→ **Task prompt**
Gather from the listing below each line that includes the word "structure", and copy it.

Figure record extracts:
===============

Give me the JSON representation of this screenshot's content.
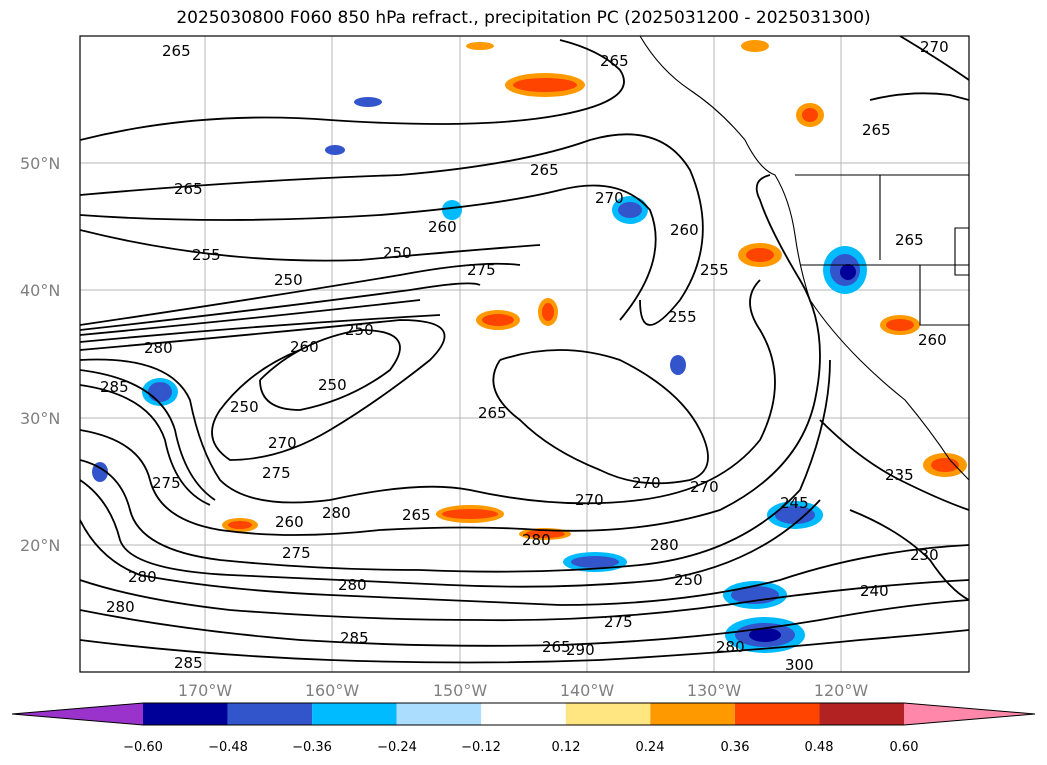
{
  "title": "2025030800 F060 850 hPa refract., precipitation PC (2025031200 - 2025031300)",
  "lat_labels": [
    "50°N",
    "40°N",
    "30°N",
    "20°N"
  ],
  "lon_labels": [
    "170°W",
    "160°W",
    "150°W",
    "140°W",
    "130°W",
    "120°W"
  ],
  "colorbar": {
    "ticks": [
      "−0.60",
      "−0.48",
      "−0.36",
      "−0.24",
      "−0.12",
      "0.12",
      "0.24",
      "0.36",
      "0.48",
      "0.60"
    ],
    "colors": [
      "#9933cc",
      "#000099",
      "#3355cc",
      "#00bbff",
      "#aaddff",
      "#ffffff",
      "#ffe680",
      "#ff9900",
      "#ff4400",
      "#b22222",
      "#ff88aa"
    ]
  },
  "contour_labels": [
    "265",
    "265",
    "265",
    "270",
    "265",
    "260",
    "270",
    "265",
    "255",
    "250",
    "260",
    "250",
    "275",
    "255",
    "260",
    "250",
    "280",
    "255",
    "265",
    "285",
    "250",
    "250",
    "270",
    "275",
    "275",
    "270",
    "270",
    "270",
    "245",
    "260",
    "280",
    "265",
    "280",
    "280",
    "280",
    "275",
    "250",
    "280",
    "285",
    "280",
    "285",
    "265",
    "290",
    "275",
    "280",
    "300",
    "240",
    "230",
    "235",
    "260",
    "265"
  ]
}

===============

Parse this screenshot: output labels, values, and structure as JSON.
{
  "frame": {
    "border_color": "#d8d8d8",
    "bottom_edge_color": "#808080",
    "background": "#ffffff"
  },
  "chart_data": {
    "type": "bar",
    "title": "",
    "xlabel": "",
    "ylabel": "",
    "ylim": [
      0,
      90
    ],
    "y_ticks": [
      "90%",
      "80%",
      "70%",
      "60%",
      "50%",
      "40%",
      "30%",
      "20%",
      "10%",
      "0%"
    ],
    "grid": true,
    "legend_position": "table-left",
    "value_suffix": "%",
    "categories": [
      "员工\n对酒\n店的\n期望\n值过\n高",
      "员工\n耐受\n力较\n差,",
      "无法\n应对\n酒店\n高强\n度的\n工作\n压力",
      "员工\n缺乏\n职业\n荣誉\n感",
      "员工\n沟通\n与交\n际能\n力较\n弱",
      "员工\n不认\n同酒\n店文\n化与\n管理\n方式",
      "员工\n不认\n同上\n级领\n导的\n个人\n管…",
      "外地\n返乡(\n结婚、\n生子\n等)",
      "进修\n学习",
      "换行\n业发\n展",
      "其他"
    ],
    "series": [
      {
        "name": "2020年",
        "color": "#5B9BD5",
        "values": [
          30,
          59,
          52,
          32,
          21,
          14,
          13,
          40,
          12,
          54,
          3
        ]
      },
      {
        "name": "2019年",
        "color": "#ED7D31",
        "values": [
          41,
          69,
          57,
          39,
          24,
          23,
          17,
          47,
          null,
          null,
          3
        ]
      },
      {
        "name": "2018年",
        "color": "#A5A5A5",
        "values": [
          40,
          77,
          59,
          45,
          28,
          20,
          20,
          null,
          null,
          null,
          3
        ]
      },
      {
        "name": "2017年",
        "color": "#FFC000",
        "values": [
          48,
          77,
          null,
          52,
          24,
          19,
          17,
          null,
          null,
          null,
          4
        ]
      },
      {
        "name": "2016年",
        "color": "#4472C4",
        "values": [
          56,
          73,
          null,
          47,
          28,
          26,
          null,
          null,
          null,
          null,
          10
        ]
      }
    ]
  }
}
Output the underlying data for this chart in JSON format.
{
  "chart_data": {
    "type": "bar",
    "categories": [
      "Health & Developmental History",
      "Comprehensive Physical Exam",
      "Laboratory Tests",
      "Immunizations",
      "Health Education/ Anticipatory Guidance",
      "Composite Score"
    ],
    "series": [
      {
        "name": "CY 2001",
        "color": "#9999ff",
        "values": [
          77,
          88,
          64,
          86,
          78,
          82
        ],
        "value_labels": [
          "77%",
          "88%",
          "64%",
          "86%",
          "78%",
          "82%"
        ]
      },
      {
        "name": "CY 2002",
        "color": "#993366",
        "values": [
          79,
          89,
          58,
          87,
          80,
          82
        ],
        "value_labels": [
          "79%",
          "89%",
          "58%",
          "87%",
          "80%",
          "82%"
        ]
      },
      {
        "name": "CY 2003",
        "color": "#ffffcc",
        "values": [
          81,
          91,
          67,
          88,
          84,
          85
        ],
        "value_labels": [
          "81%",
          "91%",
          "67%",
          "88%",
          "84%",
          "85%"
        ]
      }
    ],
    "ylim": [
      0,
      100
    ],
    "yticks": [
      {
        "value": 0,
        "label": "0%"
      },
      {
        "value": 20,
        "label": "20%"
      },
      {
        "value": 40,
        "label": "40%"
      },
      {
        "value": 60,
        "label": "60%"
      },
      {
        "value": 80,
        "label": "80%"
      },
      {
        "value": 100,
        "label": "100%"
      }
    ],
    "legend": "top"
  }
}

===============

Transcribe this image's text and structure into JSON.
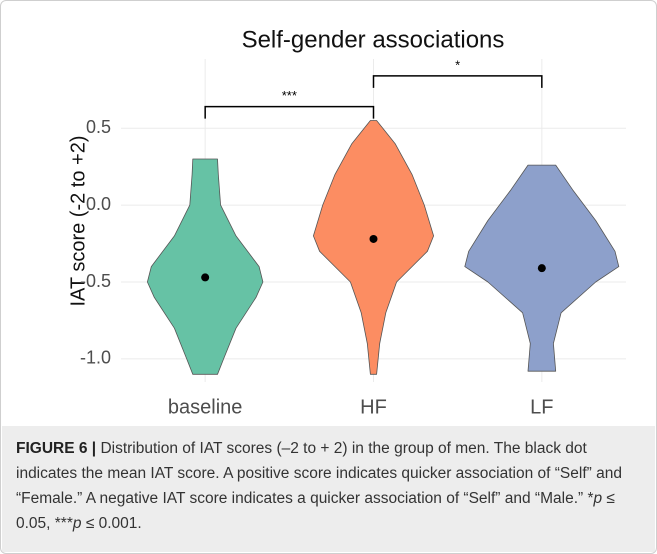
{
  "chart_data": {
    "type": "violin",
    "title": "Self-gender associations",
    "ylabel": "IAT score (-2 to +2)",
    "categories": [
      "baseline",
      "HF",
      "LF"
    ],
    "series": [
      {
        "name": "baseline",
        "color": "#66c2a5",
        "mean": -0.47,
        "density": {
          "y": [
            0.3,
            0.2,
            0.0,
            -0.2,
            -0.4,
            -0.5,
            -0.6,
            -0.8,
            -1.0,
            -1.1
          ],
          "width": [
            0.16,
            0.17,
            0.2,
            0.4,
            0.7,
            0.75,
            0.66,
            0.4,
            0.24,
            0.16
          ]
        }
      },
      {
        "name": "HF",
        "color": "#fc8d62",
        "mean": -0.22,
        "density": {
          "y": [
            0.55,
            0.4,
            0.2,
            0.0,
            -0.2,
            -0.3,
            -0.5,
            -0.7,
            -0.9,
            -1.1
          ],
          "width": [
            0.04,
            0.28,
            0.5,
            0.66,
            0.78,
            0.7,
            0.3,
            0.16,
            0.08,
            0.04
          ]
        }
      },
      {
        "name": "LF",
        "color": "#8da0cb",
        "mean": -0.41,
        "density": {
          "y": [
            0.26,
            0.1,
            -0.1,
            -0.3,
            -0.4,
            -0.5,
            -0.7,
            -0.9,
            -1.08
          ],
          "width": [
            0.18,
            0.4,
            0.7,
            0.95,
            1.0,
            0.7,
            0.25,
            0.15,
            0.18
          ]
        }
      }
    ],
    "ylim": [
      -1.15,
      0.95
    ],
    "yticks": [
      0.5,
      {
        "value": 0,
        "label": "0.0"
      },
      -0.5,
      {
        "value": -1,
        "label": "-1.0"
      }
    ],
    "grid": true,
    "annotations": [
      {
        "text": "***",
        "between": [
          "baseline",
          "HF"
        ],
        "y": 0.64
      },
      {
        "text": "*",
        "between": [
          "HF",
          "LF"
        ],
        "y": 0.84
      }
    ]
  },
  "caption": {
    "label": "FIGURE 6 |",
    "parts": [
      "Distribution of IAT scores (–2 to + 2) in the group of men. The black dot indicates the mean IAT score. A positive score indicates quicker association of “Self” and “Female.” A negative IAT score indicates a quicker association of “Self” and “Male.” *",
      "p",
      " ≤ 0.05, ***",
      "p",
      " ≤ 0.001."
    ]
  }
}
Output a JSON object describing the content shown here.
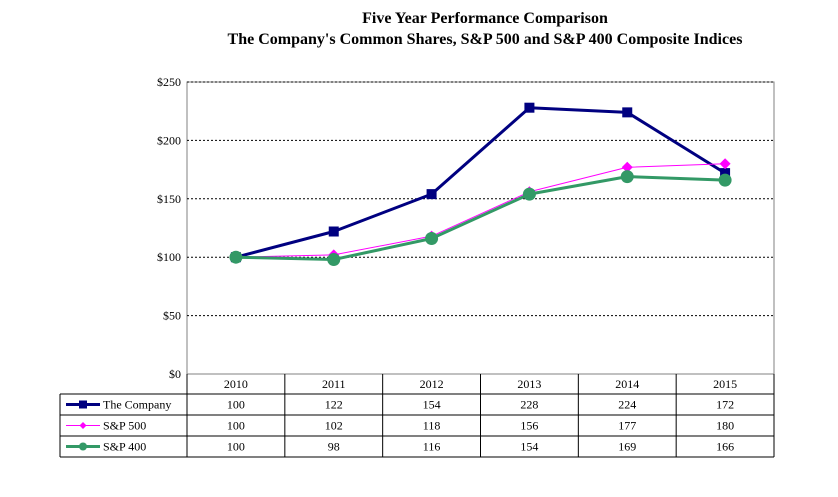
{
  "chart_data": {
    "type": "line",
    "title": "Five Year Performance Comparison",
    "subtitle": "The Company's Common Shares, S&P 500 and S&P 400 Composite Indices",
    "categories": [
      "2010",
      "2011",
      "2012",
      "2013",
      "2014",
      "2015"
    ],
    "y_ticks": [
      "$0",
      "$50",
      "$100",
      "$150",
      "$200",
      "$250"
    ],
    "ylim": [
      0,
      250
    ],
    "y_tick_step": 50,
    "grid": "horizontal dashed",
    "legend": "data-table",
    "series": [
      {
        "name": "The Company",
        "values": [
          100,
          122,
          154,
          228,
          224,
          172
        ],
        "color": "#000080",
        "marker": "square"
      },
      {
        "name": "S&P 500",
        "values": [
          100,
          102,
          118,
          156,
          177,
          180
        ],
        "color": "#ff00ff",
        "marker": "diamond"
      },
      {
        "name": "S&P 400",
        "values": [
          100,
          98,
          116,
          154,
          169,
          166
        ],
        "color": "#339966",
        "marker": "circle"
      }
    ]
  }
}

===============

→ **Right answer**
Parse this screenshot: output labels, values, and structure as JSON.
Transcribe this image's text and structure into JSON.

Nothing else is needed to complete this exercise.